Brief:
Find each line containing the string "sanitaire". Copy it.

Records for this exercise:
__________

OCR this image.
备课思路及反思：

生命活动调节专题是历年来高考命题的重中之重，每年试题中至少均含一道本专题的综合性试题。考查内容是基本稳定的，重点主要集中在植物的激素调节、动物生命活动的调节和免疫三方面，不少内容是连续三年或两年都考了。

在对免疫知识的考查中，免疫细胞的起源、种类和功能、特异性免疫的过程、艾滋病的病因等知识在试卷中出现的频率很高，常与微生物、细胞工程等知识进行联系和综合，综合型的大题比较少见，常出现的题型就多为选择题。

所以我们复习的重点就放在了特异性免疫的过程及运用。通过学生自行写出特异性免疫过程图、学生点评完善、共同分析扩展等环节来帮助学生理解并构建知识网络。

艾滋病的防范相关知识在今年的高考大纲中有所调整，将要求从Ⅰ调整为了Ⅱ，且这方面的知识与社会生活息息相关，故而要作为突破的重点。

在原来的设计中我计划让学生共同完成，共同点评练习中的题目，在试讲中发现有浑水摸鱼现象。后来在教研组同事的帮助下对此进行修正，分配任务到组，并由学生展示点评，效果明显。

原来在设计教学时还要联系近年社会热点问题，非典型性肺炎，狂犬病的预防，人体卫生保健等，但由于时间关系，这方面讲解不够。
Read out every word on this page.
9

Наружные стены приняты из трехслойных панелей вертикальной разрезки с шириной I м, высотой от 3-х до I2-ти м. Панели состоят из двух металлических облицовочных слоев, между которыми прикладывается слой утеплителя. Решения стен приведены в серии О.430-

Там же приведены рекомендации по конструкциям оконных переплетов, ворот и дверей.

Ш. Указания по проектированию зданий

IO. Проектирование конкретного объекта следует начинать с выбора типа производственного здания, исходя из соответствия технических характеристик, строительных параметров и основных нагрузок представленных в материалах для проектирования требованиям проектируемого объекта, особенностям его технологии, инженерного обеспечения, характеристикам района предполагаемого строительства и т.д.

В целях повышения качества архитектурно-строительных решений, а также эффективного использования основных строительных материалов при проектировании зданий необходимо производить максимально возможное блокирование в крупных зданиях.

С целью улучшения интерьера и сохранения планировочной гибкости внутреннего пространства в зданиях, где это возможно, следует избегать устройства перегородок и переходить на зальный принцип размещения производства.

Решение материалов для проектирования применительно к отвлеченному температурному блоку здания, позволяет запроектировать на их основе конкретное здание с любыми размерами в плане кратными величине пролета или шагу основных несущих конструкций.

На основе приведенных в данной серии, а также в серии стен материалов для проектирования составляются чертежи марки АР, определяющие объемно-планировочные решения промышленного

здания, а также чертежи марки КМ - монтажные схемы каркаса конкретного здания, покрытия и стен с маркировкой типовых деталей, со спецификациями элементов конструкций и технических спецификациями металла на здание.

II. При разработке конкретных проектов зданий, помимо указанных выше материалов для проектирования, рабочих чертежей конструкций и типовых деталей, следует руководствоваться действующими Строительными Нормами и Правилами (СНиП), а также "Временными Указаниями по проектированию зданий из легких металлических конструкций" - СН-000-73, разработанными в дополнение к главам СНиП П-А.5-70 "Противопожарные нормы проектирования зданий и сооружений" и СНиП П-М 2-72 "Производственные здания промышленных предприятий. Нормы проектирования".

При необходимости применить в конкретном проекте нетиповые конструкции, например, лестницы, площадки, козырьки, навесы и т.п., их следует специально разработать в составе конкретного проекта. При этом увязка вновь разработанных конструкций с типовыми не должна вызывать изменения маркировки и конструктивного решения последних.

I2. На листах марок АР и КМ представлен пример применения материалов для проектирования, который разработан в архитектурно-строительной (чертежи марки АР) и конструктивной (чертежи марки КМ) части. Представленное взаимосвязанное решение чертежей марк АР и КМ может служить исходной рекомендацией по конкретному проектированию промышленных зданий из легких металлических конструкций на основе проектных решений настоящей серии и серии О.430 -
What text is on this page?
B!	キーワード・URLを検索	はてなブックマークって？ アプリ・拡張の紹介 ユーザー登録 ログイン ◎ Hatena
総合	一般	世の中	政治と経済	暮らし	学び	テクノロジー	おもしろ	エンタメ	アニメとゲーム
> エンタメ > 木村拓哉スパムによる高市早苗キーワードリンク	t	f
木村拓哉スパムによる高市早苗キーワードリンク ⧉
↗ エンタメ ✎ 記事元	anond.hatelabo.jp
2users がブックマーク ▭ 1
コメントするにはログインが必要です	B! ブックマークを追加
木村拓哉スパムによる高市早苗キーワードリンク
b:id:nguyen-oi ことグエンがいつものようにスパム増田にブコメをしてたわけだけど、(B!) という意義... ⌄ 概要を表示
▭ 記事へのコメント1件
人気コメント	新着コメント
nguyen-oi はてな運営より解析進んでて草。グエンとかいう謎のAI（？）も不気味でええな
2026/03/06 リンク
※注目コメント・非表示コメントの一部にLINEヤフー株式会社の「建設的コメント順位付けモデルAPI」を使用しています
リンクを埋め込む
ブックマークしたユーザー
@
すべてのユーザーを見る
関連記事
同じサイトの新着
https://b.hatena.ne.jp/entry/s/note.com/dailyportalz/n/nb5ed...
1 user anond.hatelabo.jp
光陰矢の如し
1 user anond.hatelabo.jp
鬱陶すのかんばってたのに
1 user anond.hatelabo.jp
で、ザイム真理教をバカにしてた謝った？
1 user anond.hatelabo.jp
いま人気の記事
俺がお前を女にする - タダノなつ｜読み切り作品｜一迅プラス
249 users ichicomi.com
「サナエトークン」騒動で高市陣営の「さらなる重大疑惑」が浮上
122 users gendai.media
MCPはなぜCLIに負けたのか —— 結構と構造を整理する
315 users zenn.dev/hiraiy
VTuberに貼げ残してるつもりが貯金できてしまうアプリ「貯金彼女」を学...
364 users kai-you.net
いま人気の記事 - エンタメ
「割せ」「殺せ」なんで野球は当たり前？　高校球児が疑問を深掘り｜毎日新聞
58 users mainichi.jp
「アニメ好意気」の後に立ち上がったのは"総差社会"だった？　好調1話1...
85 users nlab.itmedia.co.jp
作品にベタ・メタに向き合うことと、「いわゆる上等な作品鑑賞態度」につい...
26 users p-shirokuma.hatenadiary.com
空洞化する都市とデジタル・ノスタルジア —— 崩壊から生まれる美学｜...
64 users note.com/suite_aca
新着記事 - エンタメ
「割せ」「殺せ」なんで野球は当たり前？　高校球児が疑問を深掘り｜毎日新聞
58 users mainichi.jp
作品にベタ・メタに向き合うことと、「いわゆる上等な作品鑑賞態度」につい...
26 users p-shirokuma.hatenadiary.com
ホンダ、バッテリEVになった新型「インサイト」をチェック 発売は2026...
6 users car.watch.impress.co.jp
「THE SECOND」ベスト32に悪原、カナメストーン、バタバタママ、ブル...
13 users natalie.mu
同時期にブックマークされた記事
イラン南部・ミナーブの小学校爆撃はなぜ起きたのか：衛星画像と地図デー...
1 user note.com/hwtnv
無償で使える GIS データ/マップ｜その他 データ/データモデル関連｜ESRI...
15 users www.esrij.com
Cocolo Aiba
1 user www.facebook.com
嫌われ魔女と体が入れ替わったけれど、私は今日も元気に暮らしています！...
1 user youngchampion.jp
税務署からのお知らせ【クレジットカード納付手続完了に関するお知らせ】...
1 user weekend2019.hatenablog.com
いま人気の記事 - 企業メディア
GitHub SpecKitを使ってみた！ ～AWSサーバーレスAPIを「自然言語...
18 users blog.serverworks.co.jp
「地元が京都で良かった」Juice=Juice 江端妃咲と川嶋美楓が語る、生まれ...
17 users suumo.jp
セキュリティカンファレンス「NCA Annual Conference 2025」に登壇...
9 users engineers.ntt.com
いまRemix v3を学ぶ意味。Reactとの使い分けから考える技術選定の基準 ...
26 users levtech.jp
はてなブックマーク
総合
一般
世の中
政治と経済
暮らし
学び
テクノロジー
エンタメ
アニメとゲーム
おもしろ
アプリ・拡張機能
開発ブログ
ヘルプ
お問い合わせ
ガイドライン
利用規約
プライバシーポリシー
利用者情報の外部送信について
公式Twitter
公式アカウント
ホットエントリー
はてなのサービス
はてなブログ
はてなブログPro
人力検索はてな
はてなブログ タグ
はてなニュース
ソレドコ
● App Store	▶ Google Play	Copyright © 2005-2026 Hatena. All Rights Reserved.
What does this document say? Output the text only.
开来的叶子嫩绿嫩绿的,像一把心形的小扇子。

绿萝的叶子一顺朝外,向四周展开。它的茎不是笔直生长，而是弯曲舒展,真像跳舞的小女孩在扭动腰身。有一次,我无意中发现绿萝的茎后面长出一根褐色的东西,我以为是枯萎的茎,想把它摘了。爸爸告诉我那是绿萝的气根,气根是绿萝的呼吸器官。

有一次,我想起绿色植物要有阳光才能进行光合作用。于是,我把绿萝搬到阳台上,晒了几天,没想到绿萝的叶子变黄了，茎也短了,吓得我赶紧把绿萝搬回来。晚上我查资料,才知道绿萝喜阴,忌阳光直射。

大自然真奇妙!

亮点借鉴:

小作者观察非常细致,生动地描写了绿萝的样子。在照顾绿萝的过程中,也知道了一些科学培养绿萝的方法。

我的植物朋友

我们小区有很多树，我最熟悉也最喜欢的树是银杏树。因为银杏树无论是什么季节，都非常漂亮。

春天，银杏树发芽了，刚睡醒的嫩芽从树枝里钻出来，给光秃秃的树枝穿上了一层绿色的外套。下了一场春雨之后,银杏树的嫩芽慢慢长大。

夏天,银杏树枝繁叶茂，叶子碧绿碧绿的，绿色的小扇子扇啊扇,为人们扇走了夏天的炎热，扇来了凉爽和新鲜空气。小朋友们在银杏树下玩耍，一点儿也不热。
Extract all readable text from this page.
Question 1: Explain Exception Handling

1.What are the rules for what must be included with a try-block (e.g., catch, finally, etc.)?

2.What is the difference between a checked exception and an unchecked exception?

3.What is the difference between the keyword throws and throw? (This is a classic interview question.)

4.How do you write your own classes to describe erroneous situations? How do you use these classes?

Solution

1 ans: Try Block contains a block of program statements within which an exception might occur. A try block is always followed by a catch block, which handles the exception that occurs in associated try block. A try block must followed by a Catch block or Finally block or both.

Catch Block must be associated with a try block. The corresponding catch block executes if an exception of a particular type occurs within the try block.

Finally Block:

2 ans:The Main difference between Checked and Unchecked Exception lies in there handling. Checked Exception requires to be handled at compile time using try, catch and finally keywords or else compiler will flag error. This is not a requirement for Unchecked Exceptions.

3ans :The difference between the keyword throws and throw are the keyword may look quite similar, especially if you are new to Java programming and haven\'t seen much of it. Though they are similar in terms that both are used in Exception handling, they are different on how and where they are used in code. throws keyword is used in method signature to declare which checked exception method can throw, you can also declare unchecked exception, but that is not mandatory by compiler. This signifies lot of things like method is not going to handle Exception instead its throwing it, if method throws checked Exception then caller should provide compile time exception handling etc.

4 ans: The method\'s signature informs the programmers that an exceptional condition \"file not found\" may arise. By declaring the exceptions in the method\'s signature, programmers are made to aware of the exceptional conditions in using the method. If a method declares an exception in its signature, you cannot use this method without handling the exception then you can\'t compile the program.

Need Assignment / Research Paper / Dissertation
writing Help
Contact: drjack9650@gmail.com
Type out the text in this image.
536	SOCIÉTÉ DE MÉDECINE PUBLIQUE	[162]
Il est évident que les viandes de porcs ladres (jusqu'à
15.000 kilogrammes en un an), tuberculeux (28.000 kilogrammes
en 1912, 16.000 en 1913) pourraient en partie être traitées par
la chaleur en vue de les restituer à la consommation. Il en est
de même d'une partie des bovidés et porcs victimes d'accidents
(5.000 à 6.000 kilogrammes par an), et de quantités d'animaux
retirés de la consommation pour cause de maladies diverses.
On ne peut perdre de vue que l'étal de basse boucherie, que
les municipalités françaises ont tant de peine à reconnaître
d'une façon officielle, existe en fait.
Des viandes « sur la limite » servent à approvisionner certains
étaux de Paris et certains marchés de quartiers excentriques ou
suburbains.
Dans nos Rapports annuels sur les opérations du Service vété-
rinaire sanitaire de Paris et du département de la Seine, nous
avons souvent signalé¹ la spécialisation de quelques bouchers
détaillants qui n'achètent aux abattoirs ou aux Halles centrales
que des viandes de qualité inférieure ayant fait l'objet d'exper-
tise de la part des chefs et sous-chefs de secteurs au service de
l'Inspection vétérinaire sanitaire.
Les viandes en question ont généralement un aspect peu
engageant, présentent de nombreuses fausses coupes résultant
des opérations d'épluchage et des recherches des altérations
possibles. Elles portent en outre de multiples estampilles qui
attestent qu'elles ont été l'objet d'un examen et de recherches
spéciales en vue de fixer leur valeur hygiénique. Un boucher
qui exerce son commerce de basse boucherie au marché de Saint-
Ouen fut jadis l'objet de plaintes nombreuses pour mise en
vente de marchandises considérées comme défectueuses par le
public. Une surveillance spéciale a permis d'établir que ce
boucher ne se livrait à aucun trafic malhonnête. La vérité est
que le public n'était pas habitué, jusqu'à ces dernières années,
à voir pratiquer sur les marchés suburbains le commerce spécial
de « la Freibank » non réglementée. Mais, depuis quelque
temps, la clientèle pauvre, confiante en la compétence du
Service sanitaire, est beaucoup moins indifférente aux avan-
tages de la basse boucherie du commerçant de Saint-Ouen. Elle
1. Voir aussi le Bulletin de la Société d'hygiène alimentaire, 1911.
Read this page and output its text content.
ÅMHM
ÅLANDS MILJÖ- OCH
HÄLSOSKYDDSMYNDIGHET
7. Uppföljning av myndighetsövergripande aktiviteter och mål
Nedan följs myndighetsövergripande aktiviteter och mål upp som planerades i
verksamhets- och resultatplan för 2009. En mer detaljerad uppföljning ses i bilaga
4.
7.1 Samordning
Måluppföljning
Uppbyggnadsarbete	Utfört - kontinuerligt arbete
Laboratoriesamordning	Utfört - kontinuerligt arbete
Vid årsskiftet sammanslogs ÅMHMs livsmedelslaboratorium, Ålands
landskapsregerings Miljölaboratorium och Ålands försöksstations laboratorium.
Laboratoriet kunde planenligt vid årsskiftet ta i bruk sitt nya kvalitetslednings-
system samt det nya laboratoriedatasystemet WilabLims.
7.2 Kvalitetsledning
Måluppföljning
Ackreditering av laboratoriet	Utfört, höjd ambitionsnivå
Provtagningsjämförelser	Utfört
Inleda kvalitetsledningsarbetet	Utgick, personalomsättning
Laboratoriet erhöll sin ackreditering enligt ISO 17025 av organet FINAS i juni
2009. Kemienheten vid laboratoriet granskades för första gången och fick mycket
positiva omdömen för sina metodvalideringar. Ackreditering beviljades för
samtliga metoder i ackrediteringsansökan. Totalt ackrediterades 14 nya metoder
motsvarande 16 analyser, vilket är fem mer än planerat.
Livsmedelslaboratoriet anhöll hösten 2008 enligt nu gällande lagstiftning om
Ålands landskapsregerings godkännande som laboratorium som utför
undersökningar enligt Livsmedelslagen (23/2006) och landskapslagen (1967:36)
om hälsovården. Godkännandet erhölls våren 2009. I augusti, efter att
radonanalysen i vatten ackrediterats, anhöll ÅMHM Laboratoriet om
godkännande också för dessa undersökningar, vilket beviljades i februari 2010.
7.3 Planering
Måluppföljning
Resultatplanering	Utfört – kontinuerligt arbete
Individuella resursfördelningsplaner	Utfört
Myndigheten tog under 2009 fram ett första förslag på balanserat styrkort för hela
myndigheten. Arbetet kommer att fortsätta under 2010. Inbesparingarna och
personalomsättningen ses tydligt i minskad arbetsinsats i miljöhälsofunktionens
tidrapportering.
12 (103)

__________

Result below:
rinaire sanitaire de Paris et du département de la Seine, nous
l'Inspection vétérinaire sanitaire.
Service sanitaire, est beaucoup moins indifférente aux avan-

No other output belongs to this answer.